**Exercise details**
Would you pull out every line of the material that contains the string "content"?

---- Supplied records

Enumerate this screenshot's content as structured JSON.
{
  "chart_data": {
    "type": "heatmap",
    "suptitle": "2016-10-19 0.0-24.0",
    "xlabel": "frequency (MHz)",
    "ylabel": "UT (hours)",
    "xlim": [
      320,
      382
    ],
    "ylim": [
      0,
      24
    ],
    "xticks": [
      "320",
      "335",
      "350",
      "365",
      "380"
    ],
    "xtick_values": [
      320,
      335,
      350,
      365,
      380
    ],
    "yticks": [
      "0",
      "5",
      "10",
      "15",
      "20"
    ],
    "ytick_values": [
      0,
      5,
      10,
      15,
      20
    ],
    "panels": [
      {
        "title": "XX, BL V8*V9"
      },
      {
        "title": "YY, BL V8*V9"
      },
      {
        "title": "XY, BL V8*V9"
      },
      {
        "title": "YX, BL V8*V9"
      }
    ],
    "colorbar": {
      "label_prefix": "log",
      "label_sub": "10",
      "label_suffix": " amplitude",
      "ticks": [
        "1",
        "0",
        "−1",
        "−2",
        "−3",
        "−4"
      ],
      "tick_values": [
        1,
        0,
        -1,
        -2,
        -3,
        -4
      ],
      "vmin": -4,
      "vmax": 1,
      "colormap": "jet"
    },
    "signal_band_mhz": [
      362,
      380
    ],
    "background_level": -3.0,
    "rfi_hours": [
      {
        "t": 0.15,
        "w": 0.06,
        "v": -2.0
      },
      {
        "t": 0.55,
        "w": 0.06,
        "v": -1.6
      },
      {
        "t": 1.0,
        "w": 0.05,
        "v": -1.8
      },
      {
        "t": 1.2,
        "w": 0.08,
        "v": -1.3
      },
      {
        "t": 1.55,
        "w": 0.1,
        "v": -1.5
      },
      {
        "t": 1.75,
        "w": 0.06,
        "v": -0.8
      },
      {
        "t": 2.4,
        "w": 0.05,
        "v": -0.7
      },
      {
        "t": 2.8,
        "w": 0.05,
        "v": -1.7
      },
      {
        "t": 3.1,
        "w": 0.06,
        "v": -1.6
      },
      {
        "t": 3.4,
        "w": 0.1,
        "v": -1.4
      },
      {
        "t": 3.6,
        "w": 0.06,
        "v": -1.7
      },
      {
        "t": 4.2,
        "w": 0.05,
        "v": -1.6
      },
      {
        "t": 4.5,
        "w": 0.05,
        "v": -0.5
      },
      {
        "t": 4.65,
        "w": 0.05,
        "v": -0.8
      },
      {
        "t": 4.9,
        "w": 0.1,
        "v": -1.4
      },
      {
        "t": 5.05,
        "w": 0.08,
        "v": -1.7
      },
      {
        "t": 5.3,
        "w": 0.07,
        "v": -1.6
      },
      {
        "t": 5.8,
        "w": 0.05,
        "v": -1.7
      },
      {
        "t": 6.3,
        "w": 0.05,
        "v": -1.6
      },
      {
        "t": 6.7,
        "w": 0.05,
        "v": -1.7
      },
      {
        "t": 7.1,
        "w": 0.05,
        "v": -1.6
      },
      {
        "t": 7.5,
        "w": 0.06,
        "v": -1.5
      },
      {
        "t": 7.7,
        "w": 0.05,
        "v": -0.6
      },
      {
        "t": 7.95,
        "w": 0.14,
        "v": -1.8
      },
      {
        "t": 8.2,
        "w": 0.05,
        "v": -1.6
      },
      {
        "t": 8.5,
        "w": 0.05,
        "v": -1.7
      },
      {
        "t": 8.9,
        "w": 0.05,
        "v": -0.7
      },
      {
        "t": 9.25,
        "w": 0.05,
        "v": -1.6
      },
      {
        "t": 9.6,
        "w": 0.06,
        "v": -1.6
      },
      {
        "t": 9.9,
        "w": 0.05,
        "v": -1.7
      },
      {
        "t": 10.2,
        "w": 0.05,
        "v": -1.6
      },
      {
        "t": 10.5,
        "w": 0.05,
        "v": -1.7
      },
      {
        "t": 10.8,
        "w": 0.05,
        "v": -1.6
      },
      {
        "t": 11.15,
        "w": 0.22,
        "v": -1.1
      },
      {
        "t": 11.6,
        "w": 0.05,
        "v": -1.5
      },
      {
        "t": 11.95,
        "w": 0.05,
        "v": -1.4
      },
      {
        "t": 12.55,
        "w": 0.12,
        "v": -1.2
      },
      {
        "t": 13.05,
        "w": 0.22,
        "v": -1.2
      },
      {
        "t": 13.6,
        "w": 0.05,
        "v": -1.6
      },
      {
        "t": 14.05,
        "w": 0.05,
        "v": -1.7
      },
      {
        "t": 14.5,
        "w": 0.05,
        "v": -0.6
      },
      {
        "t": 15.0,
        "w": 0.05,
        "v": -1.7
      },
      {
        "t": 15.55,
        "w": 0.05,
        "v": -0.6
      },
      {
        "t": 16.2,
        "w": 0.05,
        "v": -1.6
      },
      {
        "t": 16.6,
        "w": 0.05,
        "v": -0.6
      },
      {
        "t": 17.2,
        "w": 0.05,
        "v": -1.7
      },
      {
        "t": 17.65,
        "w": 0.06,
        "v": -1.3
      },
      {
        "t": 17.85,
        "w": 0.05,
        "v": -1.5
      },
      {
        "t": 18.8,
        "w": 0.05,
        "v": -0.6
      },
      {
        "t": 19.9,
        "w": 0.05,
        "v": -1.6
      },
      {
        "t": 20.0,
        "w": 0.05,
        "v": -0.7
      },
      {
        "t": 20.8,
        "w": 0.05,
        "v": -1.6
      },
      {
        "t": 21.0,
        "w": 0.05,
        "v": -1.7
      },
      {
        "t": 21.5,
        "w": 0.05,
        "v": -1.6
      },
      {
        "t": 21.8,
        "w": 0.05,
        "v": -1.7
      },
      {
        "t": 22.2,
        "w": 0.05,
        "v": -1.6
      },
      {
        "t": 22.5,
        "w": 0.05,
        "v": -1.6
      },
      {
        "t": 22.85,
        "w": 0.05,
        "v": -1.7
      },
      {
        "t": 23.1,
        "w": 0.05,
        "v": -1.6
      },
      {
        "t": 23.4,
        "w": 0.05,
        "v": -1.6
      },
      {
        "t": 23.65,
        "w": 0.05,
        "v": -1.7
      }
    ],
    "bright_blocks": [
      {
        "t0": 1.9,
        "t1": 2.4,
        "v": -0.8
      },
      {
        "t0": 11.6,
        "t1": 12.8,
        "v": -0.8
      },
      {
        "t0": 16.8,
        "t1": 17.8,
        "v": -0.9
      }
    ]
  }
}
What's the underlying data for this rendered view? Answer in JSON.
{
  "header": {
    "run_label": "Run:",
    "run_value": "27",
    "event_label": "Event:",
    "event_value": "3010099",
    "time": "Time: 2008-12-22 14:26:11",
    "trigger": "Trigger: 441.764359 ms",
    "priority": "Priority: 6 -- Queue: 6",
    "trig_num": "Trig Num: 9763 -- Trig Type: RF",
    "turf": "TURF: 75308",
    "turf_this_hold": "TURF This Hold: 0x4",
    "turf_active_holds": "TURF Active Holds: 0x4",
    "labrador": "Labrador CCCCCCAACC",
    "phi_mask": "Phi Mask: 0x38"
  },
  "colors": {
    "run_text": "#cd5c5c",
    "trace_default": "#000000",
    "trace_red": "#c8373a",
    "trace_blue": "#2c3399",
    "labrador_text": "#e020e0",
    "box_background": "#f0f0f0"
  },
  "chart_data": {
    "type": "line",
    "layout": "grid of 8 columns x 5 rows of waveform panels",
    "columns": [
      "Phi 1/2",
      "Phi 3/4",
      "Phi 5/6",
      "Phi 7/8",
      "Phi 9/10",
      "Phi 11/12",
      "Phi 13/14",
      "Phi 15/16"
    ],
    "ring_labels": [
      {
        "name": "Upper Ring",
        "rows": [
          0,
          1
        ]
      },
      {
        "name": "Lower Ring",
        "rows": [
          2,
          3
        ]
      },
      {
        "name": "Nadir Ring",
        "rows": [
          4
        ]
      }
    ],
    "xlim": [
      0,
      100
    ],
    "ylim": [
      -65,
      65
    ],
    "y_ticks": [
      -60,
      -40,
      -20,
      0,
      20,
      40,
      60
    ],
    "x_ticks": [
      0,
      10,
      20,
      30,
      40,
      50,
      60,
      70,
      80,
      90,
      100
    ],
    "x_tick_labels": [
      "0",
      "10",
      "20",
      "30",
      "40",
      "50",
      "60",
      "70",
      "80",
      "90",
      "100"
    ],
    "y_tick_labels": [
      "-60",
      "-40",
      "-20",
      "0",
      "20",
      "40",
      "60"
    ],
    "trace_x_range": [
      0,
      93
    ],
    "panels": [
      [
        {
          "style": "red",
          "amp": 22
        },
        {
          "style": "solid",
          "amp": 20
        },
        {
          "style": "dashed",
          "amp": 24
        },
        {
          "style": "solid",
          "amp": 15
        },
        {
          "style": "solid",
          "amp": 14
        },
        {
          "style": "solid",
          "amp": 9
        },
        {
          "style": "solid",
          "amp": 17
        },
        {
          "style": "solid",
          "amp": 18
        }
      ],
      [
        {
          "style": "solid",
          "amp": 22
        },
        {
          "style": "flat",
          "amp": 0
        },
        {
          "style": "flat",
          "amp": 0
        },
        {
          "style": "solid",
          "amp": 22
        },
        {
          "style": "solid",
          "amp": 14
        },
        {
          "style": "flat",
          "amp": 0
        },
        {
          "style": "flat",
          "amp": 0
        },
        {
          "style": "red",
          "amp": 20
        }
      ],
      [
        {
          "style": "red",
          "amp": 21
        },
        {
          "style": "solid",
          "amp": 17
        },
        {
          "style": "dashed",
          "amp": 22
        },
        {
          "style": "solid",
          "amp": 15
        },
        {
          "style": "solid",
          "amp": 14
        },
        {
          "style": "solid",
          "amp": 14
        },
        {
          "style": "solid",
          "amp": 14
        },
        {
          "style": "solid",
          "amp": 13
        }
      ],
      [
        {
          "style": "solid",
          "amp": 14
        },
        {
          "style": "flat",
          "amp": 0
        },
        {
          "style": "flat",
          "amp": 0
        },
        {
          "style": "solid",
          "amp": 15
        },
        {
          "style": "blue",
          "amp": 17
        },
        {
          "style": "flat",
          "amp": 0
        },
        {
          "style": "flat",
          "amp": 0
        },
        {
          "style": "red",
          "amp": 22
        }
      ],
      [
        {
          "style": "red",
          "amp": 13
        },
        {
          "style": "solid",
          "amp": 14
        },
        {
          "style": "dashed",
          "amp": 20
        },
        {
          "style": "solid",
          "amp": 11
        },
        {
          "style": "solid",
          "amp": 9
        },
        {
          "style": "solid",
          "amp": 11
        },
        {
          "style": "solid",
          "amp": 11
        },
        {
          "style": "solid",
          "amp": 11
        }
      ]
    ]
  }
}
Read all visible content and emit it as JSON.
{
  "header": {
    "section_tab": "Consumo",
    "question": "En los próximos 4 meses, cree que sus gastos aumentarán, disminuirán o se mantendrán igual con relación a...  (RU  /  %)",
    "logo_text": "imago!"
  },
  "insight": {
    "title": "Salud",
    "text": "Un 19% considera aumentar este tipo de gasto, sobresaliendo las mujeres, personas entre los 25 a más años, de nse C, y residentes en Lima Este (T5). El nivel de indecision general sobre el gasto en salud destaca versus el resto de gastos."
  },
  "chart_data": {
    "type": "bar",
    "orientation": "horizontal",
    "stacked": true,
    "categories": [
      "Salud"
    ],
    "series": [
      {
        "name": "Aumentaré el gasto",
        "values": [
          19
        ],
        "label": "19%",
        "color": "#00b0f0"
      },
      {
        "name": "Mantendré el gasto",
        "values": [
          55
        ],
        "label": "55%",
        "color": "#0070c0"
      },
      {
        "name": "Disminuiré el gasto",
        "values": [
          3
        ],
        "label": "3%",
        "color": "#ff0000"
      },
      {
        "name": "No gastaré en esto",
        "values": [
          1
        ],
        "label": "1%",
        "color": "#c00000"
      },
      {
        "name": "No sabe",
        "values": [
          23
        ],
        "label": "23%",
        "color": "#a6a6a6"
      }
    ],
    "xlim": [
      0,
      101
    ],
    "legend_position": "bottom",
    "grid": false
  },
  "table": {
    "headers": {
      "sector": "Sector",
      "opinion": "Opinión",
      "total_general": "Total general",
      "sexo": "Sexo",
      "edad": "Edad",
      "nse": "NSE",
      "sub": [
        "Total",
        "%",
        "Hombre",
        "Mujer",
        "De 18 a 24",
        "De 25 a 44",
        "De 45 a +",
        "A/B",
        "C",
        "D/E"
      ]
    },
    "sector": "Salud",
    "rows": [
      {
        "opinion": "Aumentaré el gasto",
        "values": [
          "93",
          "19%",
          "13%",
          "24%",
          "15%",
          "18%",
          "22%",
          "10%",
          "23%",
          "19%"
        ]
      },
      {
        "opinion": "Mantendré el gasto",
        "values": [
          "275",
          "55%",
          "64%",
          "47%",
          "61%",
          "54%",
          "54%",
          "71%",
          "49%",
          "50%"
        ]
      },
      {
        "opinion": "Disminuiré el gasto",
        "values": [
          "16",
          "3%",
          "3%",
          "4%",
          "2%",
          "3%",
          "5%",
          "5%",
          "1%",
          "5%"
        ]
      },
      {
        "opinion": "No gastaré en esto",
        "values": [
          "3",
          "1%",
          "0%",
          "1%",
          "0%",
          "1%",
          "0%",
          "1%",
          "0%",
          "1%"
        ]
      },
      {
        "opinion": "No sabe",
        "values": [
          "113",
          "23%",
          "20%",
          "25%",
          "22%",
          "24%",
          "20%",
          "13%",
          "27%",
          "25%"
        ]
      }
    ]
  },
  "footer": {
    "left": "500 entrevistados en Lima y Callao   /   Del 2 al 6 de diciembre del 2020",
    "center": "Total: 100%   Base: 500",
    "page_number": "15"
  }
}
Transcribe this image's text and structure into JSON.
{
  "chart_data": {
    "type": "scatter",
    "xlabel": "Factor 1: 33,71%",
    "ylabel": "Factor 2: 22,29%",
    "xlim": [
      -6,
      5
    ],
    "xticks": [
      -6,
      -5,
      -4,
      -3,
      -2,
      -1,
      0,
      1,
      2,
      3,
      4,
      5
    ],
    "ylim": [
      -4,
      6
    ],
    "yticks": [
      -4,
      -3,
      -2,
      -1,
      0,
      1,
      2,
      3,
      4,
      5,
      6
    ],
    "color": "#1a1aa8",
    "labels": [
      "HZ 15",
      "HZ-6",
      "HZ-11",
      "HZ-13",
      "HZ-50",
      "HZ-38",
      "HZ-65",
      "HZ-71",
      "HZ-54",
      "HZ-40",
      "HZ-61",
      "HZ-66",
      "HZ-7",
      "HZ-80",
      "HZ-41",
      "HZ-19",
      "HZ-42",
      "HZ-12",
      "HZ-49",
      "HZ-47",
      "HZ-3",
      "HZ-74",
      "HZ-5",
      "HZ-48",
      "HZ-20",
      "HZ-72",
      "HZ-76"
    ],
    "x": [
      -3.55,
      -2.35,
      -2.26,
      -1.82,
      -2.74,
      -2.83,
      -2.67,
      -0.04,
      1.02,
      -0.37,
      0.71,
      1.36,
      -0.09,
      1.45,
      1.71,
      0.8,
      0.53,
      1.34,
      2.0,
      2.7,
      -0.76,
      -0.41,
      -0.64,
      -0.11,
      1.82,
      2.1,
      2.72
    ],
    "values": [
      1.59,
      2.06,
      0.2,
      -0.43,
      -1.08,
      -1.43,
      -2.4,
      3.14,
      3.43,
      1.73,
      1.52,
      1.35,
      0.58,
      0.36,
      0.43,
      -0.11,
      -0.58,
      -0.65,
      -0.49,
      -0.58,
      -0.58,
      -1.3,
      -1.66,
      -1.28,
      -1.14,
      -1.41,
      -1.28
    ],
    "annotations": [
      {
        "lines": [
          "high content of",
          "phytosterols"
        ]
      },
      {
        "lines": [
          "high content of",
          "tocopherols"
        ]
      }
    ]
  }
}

--------

**In response**
Enumerate this screenshot's content as structured JSON.
Read all visible content and emit it as JSON.
          "high content of",
          "high content of",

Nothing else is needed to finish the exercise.